◆ **What the task asks**: Reproduce the listing below without any change.
---------- Stored records
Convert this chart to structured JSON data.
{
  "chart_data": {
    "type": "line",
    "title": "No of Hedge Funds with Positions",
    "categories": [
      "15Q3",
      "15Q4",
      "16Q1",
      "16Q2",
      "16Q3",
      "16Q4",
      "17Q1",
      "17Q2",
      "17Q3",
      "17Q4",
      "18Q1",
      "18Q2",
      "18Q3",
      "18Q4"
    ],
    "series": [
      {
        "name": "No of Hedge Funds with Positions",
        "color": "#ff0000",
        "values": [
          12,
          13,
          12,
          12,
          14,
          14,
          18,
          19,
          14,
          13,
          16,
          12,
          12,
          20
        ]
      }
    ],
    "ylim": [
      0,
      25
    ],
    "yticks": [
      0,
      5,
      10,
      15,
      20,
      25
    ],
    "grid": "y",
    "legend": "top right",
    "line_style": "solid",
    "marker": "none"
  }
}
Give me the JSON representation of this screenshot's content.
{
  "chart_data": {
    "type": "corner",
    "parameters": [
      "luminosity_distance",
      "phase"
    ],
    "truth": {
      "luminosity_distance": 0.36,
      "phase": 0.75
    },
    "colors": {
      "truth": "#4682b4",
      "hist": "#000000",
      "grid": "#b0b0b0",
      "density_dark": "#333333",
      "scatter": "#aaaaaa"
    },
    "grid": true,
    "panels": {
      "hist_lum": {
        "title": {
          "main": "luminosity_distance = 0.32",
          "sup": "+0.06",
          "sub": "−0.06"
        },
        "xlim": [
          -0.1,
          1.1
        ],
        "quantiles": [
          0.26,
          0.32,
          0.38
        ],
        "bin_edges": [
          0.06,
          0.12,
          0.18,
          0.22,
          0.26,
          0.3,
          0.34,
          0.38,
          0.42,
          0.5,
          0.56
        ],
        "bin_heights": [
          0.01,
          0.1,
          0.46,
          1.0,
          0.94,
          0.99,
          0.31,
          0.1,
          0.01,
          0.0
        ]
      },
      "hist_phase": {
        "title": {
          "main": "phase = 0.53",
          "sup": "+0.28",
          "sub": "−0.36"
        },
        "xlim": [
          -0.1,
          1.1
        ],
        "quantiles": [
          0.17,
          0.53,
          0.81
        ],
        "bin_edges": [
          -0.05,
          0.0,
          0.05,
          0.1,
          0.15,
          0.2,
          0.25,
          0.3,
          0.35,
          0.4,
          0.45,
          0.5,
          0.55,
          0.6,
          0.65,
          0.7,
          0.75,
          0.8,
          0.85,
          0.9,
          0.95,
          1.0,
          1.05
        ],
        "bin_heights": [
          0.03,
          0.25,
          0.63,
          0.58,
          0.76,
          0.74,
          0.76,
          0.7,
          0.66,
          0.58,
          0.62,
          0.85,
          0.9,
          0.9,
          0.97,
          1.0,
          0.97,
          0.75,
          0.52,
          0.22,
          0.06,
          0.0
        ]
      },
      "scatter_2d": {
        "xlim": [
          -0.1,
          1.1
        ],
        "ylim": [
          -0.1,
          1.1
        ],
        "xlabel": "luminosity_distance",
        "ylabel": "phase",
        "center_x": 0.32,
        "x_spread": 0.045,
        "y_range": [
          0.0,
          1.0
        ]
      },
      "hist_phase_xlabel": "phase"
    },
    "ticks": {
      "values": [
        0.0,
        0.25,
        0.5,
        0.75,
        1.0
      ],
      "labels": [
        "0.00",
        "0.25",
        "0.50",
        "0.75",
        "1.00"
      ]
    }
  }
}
--------------------
◆ **Answer for this exercise**:
Convert this chart to structured JSON data.
{
  "chart_data": {
    "type": "line",
    "title": "No of Hedge Funds with Positions",
    "categories": [
      "15Q3",
      "15Q4",
      "16Q1",
      "16Q2",
      "16Q3",
      "16Q4",
      "17Q1",
      "17Q2",
      "17Q3",
      "17Q4",
      "18Q1",
      "18Q2",
      "18Q3",
      "18Q4"
    ],
    "series": [
      {
        "name": "No of Hedge Funds with Positions",
        "color": "#ff0000",
        "values": [
          12,
          13,
          12,
          12,
          14,
          14,
          18,
          19,
          14,
          13,
          16,
          12,
          12,
          20
        ]
      }
    ],
    "ylim": [
      0,
      25
    ],
    "yticks": [
      0,
      5,
      10,
      15,
      20,
      25
    ],
    "grid": "y",
    "legend": "top right",
    "line_style": "solid",
    "marker": "none"
  }
}
Give me the JSON representation of this screenshot's content.
{
  "chart_data": {
    "type": "corner",
    "parameters": [
      "luminosity_distance",
      "phase"
    ],
    "truth": {
      "luminosity_distance": 0.36,
      "phase": 0.75
    },
    "colors": {
      "truth": "#4682b4",
      "hist": "#000000",
      "grid": "#b0b0b0",
      "density_dark": "#333333",
      "scatter": "#aaaaaa"
    },
    "grid": true,
    "panels": {
      "hist_lum": {
        "title": {
          "main": "luminosity_distance = 0.32",
          "sup": "+0.06",
          "sub": "−0.06"
        },
        "xlim": [
          -0.1,
          1.1
        ],
        "quantiles": [
          0.26,
          0.32,
          0.38
        ],
        "bin_edges": [
          0.06,
          0.12,
          0.18,
          0.22,
          0.26,
          0.3,
          0.34,
          0.38,
          0.42,
          0.5,
          0.56
        ],
        "bin_heights": [
          0.01,
          0.1,
          0.46,
          1.0,
          0.94,
          0.99,
          0.31,
          0.1,
          0.01,
          0.0
        ]
      },
      "hist_phase": {
        "title": {
          "main": "phase = 0.53",
          "sup": "+0.28",
          "sub": "−0.36"
        },
        "xlim": [
          -0.1,
          1.1
        ],
        "quantiles": [
          0.17,
          0.53,
          0.81
        ],
        "bin_edges": [
          -0.05,
          0.0,
          0.05,
          0.1,
          0.15,
          0.2,
          0.25,
          0.3,
          0.35,
          0.4,
          0.45,
          0.5,
          0.55,
          0.6,
          0.65,
          0.7,
          0.75,
          0.8,
          0.85,
          0.9,
          0.95,
          1.0,
          1.05
        ],
        "bin_heights": [
          0.03,
          0.25,
          0.63,
          0.58,
          0.76,
          0.74,
          0.76,
          0.7,
          0.66,
          0.58,
          0.62,
          0.85,
          0.9,
          0.9,
          0.97,
          1.0,
          0.97,
          0.75,
          0.52,
          0.22,
          0.06,
          0.0
        ]
      },
      "scatter_2d": {
        "xlim": [
          -0.1,
          1.1
        ],
        "ylim": [
          -0.1,
          1.1
        ],
        "xlabel": "luminosity_distance",
        "ylabel": "phase",
        "center_x": 0.32,
        "x_spread": 0.045,
        "y_range": [
          0.0,
          1.0
        ]
      },
      "hist_phase_xlabel": "phase"
    },
    "ticks": {
      "values": [
        0.0,
        0.25,
        0.5,
        0.75,
        1.0
      ],
      "labels": [
        "0.00",
        "0.25",
        "0.50",
        "0.75",
        "1.00"
      ]
    }
  }
}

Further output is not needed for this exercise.